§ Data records
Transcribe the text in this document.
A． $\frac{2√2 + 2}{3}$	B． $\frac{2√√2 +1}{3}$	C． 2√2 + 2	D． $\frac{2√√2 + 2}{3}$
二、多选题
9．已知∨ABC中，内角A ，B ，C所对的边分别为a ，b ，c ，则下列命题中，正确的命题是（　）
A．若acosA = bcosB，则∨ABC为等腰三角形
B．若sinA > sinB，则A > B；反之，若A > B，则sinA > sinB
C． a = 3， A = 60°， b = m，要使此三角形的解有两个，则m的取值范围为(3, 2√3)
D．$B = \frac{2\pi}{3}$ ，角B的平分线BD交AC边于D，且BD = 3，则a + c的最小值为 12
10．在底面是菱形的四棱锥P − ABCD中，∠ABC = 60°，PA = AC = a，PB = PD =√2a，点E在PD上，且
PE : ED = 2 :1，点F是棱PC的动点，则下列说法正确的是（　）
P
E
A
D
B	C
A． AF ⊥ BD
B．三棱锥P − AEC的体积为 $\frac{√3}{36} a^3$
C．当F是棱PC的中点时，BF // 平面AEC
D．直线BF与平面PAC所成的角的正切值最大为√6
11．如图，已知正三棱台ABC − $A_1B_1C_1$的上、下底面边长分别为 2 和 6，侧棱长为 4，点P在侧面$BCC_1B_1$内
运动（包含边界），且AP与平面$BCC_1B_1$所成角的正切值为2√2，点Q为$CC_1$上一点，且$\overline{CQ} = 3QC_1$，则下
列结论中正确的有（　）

§ The exercise
Reproduce every record above exactly as it appears.

§ Result of this exercise
Transcribe the text in this document.
A． $\frac{2√2 + 2}{3}$	B． $\frac{2√√2 +1}{3}$	C． 2√2 + 2	D． $\frac{2√√2 + 2}{3}$
二、多选题
9．已知∨ABC中，内角A ，B ，C所对的边分别为a ，b ，c ，则下列命题中，正确的命题是（　）
A．若acosA = bcosB，则∨ABC为等腰三角形
B．若sinA > sinB，则A > B；反之，若A > B，则sinA > sinB
C． a = 3， A = 60°， b = m，要使此三角形的解有两个，则m的取值范围为(3, 2√3)
D．$B = \frac{2\pi}{3}$ ，角B的平分线BD交AC边于D，且BD = 3，则a + c的最小值为 12
10．在底面是菱形的四棱锥P − ABCD中，∠ABC = 60°，PA = AC = a，PB = PD =√2a，点E在PD上，且
PE : ED = 2 :1，点F是棱PC的动点，则下列说法正确的是（　）
P
E
A
D
B	C
A． AF ⊥ BD
B．三棱锥P − AEC的体积为 $\frac{√3}{36} a^3$
C．当F是棱PC的中点时，BF // 平面AEC
D．直线BF与平面PAC所成的角的正切值最大为√6
11．如图，已知正三棱台ABC − $A_1B_1C_1$的上、下底面边长分别为 2 和 6，侧棱长为 4，点P在侧面$BCC_1B_1$内
运动（包含边界），且AP与平面$BCC_1B_1$所成角的正切值为2√2，点Q为$CC_1$上一点，且$\overline{CQ} = 3QC_1$，则下
列结论中正确的有（　）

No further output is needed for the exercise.